Records for processing
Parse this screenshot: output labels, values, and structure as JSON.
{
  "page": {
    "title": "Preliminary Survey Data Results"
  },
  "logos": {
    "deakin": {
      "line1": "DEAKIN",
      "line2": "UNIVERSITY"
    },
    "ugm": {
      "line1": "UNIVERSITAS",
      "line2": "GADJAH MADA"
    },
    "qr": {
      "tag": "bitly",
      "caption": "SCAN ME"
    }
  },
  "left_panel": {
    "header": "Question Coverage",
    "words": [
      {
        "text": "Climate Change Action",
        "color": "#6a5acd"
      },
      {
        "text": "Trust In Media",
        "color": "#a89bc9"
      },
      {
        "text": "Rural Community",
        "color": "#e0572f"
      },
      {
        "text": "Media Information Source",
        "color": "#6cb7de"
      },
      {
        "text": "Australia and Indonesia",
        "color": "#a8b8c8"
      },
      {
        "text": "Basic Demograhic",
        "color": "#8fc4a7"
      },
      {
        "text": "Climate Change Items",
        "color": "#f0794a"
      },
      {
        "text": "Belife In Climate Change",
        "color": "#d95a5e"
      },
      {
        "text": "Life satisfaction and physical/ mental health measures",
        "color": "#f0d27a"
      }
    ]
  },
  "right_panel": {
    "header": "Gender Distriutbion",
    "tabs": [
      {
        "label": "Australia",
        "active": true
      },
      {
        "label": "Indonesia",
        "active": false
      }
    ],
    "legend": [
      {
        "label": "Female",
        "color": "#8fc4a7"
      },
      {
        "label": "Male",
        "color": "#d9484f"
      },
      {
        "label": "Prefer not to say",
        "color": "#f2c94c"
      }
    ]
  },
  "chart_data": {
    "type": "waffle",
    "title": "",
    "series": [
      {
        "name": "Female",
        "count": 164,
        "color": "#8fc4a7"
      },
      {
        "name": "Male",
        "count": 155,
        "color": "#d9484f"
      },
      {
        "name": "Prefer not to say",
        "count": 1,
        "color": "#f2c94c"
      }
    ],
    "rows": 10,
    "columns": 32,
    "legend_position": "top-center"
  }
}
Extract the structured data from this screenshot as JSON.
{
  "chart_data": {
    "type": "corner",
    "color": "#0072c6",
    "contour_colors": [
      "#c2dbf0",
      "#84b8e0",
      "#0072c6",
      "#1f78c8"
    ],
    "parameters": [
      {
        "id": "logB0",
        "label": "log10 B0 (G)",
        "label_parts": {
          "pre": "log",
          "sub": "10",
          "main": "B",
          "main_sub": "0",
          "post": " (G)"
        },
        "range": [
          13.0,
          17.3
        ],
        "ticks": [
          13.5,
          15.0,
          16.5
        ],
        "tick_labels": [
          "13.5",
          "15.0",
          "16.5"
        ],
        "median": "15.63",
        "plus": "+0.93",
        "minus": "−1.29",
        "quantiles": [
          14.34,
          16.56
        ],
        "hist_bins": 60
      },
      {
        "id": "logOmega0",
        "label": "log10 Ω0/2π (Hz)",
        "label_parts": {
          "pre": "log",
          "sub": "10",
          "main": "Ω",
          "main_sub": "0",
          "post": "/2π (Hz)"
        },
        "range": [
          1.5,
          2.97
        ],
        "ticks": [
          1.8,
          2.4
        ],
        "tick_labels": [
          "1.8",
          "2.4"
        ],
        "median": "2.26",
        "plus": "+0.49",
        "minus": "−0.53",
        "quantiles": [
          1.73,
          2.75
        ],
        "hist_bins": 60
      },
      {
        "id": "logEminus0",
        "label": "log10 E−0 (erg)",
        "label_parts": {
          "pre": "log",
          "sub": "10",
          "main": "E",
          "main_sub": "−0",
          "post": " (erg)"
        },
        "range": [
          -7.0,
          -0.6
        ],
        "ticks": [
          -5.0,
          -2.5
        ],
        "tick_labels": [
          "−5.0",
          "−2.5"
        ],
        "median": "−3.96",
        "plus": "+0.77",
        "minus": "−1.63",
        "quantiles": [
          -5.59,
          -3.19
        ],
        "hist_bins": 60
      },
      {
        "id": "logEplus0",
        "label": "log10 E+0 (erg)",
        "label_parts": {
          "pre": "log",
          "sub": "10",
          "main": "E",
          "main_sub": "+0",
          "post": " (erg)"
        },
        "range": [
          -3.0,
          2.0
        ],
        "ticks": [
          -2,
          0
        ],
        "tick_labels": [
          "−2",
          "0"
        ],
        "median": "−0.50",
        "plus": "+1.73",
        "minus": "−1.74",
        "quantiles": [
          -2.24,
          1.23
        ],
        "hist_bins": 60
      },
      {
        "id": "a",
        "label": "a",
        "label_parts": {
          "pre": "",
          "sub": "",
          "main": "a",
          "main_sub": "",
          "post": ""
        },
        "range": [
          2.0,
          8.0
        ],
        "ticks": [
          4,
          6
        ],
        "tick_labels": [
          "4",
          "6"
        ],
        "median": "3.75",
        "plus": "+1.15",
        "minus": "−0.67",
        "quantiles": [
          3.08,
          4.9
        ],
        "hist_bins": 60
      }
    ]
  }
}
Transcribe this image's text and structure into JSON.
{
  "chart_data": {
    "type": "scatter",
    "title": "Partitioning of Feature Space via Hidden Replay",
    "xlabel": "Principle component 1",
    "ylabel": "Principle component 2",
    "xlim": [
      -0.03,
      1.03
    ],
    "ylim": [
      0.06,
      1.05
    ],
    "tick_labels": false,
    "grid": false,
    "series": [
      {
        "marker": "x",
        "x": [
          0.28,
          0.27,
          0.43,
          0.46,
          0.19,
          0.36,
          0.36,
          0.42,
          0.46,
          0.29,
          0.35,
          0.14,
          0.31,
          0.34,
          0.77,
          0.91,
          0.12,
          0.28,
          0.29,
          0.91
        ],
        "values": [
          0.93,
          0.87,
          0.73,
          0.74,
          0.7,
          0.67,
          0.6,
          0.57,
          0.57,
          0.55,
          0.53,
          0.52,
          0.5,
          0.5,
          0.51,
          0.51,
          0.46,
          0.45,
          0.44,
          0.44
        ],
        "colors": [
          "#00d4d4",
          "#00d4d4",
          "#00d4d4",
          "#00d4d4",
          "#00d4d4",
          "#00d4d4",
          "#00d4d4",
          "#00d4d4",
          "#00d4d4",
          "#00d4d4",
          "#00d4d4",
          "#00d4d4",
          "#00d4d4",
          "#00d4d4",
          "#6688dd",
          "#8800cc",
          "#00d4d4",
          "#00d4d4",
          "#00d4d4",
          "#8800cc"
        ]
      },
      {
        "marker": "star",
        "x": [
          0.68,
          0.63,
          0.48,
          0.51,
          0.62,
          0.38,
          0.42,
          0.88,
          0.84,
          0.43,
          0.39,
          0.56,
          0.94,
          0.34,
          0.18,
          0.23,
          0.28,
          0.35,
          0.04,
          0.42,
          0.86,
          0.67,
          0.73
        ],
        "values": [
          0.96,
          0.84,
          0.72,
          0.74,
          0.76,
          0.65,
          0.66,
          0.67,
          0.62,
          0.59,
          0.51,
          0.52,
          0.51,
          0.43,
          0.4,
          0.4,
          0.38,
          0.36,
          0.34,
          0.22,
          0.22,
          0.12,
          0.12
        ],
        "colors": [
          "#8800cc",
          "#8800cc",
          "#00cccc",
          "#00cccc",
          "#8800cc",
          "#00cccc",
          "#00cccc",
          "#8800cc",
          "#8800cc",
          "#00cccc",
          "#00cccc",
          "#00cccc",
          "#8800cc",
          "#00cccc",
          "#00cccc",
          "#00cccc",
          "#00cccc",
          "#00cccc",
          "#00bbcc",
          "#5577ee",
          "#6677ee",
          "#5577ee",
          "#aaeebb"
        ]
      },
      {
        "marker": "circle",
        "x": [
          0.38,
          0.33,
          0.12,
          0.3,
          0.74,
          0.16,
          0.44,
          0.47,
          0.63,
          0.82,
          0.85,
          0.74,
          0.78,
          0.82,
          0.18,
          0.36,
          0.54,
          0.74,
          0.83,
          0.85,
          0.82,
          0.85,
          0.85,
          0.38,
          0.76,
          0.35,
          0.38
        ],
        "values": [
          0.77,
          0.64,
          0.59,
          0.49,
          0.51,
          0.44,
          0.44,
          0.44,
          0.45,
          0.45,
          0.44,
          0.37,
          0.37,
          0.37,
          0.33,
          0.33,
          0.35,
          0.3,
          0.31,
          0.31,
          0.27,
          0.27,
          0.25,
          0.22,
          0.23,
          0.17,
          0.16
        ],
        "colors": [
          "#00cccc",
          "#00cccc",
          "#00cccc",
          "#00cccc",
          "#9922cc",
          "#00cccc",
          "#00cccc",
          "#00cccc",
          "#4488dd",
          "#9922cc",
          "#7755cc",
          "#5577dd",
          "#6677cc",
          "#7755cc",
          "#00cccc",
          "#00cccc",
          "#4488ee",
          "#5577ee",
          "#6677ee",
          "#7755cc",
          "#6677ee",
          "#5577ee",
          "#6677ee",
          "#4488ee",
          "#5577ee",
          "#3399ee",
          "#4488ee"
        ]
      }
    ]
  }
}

The request
Where a line of the records above holds the word "component", copy that line.

Solution for this task
    "xlabel": "Principle component 1",
    "ylabel": "Principle component 2",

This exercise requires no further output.